» **What the exercise asks**: Would you output the whole listing below, exactly as it reads?

» **Data provided**:
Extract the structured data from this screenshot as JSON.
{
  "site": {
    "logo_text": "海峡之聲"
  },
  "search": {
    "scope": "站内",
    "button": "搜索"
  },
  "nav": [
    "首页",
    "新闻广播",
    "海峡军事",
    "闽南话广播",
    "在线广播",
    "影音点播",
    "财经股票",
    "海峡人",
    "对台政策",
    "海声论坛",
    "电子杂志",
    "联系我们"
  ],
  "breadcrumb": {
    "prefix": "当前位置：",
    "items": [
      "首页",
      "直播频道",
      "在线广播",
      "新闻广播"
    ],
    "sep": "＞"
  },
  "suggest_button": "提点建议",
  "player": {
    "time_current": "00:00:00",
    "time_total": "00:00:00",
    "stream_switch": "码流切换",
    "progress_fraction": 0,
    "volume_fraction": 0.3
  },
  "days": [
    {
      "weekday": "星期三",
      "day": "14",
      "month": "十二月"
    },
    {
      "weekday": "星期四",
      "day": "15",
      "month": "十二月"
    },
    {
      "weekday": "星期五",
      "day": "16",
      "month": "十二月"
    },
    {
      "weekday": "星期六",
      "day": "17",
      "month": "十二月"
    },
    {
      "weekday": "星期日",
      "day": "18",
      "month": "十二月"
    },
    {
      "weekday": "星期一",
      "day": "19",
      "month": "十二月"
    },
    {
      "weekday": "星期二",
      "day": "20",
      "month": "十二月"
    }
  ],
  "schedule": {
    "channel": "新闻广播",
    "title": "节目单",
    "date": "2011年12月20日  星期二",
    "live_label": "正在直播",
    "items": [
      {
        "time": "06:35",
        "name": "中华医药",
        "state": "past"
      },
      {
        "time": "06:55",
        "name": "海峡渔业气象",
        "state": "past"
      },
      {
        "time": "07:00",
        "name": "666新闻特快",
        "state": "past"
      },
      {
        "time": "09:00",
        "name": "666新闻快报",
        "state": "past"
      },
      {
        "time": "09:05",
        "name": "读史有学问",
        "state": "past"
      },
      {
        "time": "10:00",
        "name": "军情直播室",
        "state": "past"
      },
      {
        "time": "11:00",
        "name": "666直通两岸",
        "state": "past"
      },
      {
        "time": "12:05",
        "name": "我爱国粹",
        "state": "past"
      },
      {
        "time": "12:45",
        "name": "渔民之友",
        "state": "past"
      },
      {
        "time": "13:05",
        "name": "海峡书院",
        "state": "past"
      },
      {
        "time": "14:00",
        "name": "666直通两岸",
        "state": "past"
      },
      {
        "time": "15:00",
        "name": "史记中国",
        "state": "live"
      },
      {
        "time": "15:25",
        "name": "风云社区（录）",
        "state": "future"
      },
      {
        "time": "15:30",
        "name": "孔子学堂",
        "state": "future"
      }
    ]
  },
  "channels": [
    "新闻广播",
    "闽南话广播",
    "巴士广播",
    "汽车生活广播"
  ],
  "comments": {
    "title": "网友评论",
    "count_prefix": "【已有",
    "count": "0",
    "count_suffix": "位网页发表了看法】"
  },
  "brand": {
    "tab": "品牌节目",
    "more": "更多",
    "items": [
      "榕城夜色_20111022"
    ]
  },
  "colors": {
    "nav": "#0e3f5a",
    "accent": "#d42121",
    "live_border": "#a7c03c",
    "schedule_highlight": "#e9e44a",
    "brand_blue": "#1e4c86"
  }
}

» **Solution to the problem**:
Extract the structured data from this screenshot as JSON.
{
  "site": {
    "logo_text": "海峡之聲"
  },
  "search": {
    "scope": "站内",
    "button": "搜索"
  },
  "nav": [
    "首页",
    "新闻广播",
    "海峡军事",
    "闽南话广播",
    "在线广播",
    "影音点播",
    "财经股票",
    "海峡人",
    "对台政策",
    "海声论坛",
    "电子杂志",
    "联系我们"
  ],
  "breadcrumb": {
    "prefix": "当前位置：",
    "items": [
      "首页",
      "直播频道",
      "在线广播",
      "新闻广播"
    ],
    "sep": "＞"
  },
  "suggest_button": "提点建议",
  "player": {
    "time_current": "00:00:00",
    "time_total": "00:00:00",
    "stream_switch": "码流切换",
    "progress_fraction": 0,
    "volume_fraction": 0.3
  },
  "days": [
    {
      "weekday": "星期三",
      "day": "14",
      "month": "十二月"
    },
    {
      "weekday": "星期四",
      "day": "15",
      "month": "十二月"
    },
    {
      "weekday": "星期五",
      "day": "16",
      "month": "十二月"
    },
    {
      "weekday": "星期六",
      "day": "17",
      "month": "十二月"
    },
    {
      "weekday": "星期日",
      "day": "18",
      "month": "十二月"
    },
    {
      "weekday": "星期一",
      "day": "19",
      "month": "十二月"
    },
    {
      "weekday": "星期二",
      "day": "20",
      "month": "十二月"
    }
  ],
  "schedule": {
    "channel": "新闻广播",
    "title": "节目单",
    "date": "2011年12月20日  星期二",
    "live_label": "正在直播",
    "items": [
      {
        "time": "06:35",
        "name": "中华医药",
        "state": "past"
      },
      {
        "time": "06:55",
        "name": "海峡渔业气象",
        "state": "past"
      },
      {
        "time": "07:00",
        "name": "666新闻特快",
        "state": "past"
      },
      {
        "time": "09:00",
        "name": "666新闻快报",
        "state": "past"
      },
      {
        "time": "09:05",
        "name": "读史有学问",
        "state": "past"
      },
      {
        "time": "10:00",
        "name": "军情直播室",
        "state": "past"
      },
      {
        "time": "11:00",
        "name": "666直通两岸",
        "state": "past"
      },
      {
        "time": "12:05",
        "name": "我爱国粹",
        "state": "past"
      },
      {
        "time": "12:45",
        "name": "渔民之友",
        "state": "past"
      },
      {
        "time": "13:05",
        "name": "海峡书院",
        "state": "past"
      },
      {
        "time": "14:00",
        "name": "666直通两岸",
        "state": "past"
      },
      {
        "time": "15:00",
        "name": "史记中国",
        "state": "live"
      },
      {
        "time": "15:25",
        "name": "风云社区（录）",
        "state": "future"
      },
      {
        "time": "15:30",
        "name": "孔子学堂",
        "state": "future"
      }
    ]
  },
  "channels": [
    "新闻广播",
    "闽南话广播",
    "巴士广播",
    "汽车生活广播"
  ],
  "comments": {
    "title": "网友评论",
    "count_prefix": "【已有",
    "count": "0",
    "count_suffix": "位网页发表了看法】"
  },
  "brand": {
    "tab": "品牌节目",
    "more": "更多",
    "items": [
      "榕城夜色_20111022"
    ]
  },
  "colors": {
    "nav": "#0e3f5a",
    "accent": "#d42121",
    "live_border": "#a7c03c",
    "schedule_highlight": "#e9e44a",
    "brand_blue": "#1e4c86"
  }
}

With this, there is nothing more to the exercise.